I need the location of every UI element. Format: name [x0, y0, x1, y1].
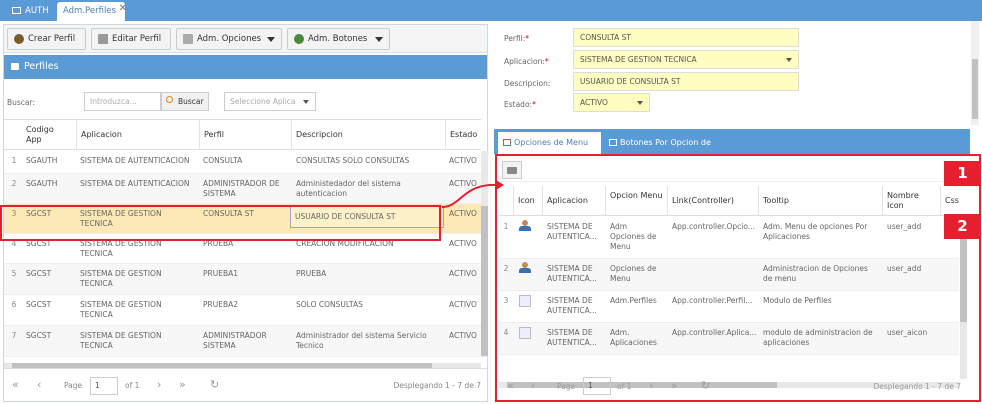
perfil-label: Perfil:*	[504, 34, 530, 43]
perfil-form: Perfil:* CONSULTA ST Aplicacion:* SISTEM…	[494, 21, 980, 125]
search-row: Buscar: Introduzca... Buscar Seleccione …	[4, 85, 487, 111]
col-aplicacion[interactable]: Aplicacion	[76, 120, 200, 150]
scroll-thumb[interactable]	[972, 59, 978, 119]
col-codigo[interactable]: Codigo App	[22, 120, 74, 150]
adm-botones-button[interactable]: Adm. Botones	[287, 28, 390, 50]
estado-label: Estado:*	[504, 100, 536, 109]
edit-icon	[98, 34, 108, 44]
table-row[interactable]: 6 SGCST SISTEMA DE GESTION TECNICA PRUEB…	[4, 295, 481, 326]
descripcion-field[interactable]: USUARIO DE CONSULTA ST	[573, 72, 799, 91]
estado-field[interactable]: ACTIVO	[573, 93, 650, 112]
page-input[interactable]: 1	[90, 377, 118, 395]
table-row[interactable]: 1 SGAUTH SISTEMA DE AUTENTICACION CONSUL…	[4, 151, 481, 174]
table-row[interactable]: 7 SGCST SISTEMA DE GESTION TECNICA ADMIN…	[4, 326, 481, 357]
crear-perfil-button[interactable]: Crear Perfil	[7, 28, 86, 50]
panel-header: Perfiles	[4, 55, 487, 79]
grid-icon	[503, 139, 511, 146]
search-label: Buscar:	[7, 98, 36, 107]
detail-grid-highlight	[495, 154, 981, 402]
grid-icon	[609, 139, 617, 146]
descripcion-label: Descripcion:	[504, 79, 551, 88]
table-row[interactable]: 2 SGAUTH SISTEMA DE AUTENTICACION ADMINI…	[4, 174, 481, 204]
paging-toolbar: « ‹ Page 1 of 1 › » ↻ Desplegando 1 - 7 …	[4, 368, 487, 401]
aplicacion-field[interactable]: SISTEMA DE GESTION TECNICA	[573, 50, 799, 69]
tab-opciones-menu[interactable]: Opciones de Menu	[498, 132, 601, 154]
tab-botones-opcion[interactable]: Botones Por Opcion de Menu	[604, 132, 739, 169]
paging-display: Desplegando 1 - 7 de 7	[393, 381, 481, 390]
close-icon[interactable]: ✕	[119, 0, 127, 18]
search-button[interactable]: Buscar	[161, 92, 209, 111]
add-profile-icon	[14, 34, 24, 44]
chevron-down-icon	[303, 100, 309, 104]
grid-icon	[11, 63, 19, 70]
col-estado[interactable]: Estado	[445, 120, 481, 150]
arrow-annotation	[441, 180, 504, 208]
last-page-icon[interactable]: »	[179, 379, 186, 390]
detail-tab-bar: Opciones de Menu Botones Por Opcion de M…	[494, 129, 970, 169]
chevron-down-icon	[637, 101, 643, 105]
tools-icon	[183, 34, 193, 44]
puzzle-icon	[294, 34, 304, 44]
table-row[interactable]: 5 SGCST SISTEMA DE GESTION TECNICA PRUEB…	[4, 264, 481, 295]
search-input[interactable]: Introduzca...	[84, 92, 161, 111]
grid-header: Codigo App Aplicacion Perfil Descripcion…	[4, 119, 481, 150]
toolbar: Crear Perfil Editar Perfil Adm. Opciones…	[4, 25, 487, 53]
perfil-field[interactable]: CONSULTA ST	[573, 28, 799, 47]
app-tab-bar: AUTH Adm.Perfiles ✕	[0, 0, 982, 21]
form-scrollbar[interactable]	[971, 21, 979, 125]
chevron-down-icon	[267, 37, 275, 42]
panel-title: Perfiles	[24, 61, 59, 72]
first-page-icon[interactable]: «	[12, 379, 19, 390]
window-icon	[12, 7, 21, 14]
callout-badge-2: 2	[944, 214, 981, 239]
scroll-thumb[interactable]	[481, 206, 488, 356]
adm-opciones-button[interactable]: Adm. Opciones	[176, 28, 282, 50]
search-icon	[166, 96, 173, 103]
prev-page-icon[interactable]: ‹	[37, 379, 41, 390]
tab-auth[interactable]: AUTH	[6, 2, 55, 21]
tab-adm-perfiles[interactable]: Adm.Perfiles ✕	[57, 0, 127, 21]
aplicacion-label: Aplicacion:*	[504, 57, 549, 66]
next-page-icon[interactable]: ›	[157, 379, 161, 390]
selected-row-highlight	[0, 205, 441, 241]
chevron-down-icon	[375, 37, 383, 42]
aplicacion-select[interactable]: Seleccione Aplica	[224, 92, 316, 111]
chevron-down-icon	[786, 58, 792, 62]
col-descripcion[interactable]: Descripcion	[291, 120, 444, 150]
refresh-icon[interactable]: ↻	[210, 379, 219, 390]
callout-badge-1: 1	[944, 161, 981, 186]
editar-perfil-button[interactable]: Editar Perfil	[91, 28, 171, 50]
col-perfil[interactable]: Perfil	[199, 120, 291, 150]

■ Task prompt ■
Edit the data above so that every "chevron-down-icon" becomes "dropdown-arrow" and everything else stays the same. Leave the picture out of your answer.

■ Solved exercise ■
I need the location of every UI element. Format: name [x0, y0, x1, y1].
perfil-label: Perfil:*	[504, 34, 530, 43]
perfil-form: Perfil:* CONSULTA ST Aplicacion:* SISTEM…	[494, 21, 980, 125]
search-row: Buscar: Introduzca... Buscar Seleccione …	[4, 85, 487, 111]
col-aplicacion[interactable]: Aplicacion	[76, 120, 200, 150]
scroll-thumb[interactable]	[972, 59, 978, 119]
col-codigo[interactable]: Codigo App	[22, 120, 74, 150]
adm-botones-button[interactable]: Adm. Botones	[287, 28, 390, 50]
estado-label: Estado:*	[504, 100, 536, 109]
edit-icon	[98, 34, 108, 44]
table-row[interactable]: 6 SGCST SISTEMA DE GESTION TECNICA PRUEB…	[4, 295, 481, 326]
descripcion-field[interactable]: USUARIO DE CONSULTA ST	[573, 72, 799, 91]
estado-field[interactable]: ACTIVO	[573, 93, 650, 112]
page-input[interactable]: 1	[90, 377, 118, 395]
table-row[interactable]: 1 SGAUTH SISTEMA DE AUTENTICACION CONSUL…	[4, 151, 481, 174]
table-row[interactable]: 7 SGCST SISTEMA DE GESTION TECNICA ADMIN…	[4, 326, 481, 357]
crear-perfil-button[interactable]: Crear Perfil	[7, 28, 86, 50]
panel-header: Perfiles	[4, 55, 487, 79]
grid-icon	[503, 139, 511, 146]
search-label: Buscar:	[7, 98, 36, 107]
detail-grid-highlight	[495, 154, 981, 402]
grid-icon	[609, 139, 617, 146]
descripcion-label: Descripcion:	[504, 79, 551, 88]
table-row[interactable]: 2 SGAUTH SISTEMA DE AUTENTICACION ADMINI…	[4, 174, 481, 204]
paging-toolbar: « ‹ Page 1 of 1 › » ↻ Desplegando 1 - 7 …	[4, 368, 487, 401]
aplicacion-field[interactable]: SISTEMA DE GESTION TECNICA	[573, 50, 799, 69]
tab-opciones-menu[interactable]: Opciones de Menu	[498, 132, 601, 154]
tab-botones-opcion[interactable]: Botones Por Opcion de Menu	[604, 132, 739, 169]
paging-display: Desplegando 1 - 7 de 7	[393, 381, 481, 390]
close-icon[interactable]: ✕	[119, 0, 127, 18]
search-button[interactable]: Buscar	[161, 92, 209, 111]
add-profile-icon	[14, 34, 24, 44]
dropdown-arrow	[303, 100, 309, 104]
grid-icon	[11, 63, 19, 70]
col-estado[interactable]: Estado	[445, 120, 481, 150]
arrow-annotation	[441, 180, 504, 208]
last-page-icon[interactable]: »	[179, 379, 186, 390]
detail-tab-bar: Opciones de Menu Botones Por Opcion de M…	[494, 129, 970, 169]
dropdown-arrow	[637, 101, 643, 105]
tools-icon	[183, 34, 193, 44]
puzzle-icon	[294, 34, 304, 44]
table-row[interactable]: 5 SGCST SISTEMA DE GESTION TECNICA PRUEB…	[4, 264, 481, 295]
search-input[interactable]: Introduzca...	[84, 92, 161, 111]
grid-header: Codigo App Aplicacion Perfil Descripcion…	[4, 119, 481, 150]
toolbar: Crear Perfil Editar Perfil Adm. Opciones…	[4, 25, 487, 53]
perfil-field[interactable]: CONSULTA ST	[573, 28, 799, 47]
app-tab-bar: AUTH Adm.Perfiles ✕	[0, 0, 982, 21]
form-scrollbar[interactable]	[971, 21, 979, 125]
dropdown-arrow	[267, 37, 275, 42]
panel-title: Perfiles	[24, 61, 59, 72]
first-page-icon[interactable]: «	[12, 379, 19, 390]
window-icon	[12, 7, 21, 14]
callout-badge-2: 2	[944, 214, 981, 239]
scroll-thumb[interactable]	[481, 206, 488, 356]
adm-opciones-button[interactable]: Adm. Opciones	[176, 28, 282, 50]
search-icon	[166, 96, 173, 103]
prev-page-icon[interactable]: ‹	[37, 379, 41, 390]
tab-auth[interactable]: AUTH	[6, 2, 55, 21]
tab-adm-perfiles[interactable]: Adm.Perfiles ✕	[57, 0, 127, 21]
aplicacion-label: Aplicacion:*	[504, 57, 549, 66]
next-page-icon[interactable]: ›	[157, 379, 161, 390]
selected-row-highlight	[0, 205, 441, 241]
dropdown-arrow	[375, 37, 383, 42]
aplicacion-select[interactable]: Seleccione Aplica	[224, 92, 316, 111]
dropdown-arrow	[786, 58, 792, 62]
col-descripcion[interactable]: Descripcion	[291, 120, 444, 150]
refresh-icon[interactable]: ↻	[210, 379, 219, 390]
callout-badge-1: 1	[944, 161, 981, 186]
editar-perfil-button[interactable]: Editar Perfil	[91, 28, 171, 50]
col-perfil[interactable]: Perfil	[199, 120, 291, 150]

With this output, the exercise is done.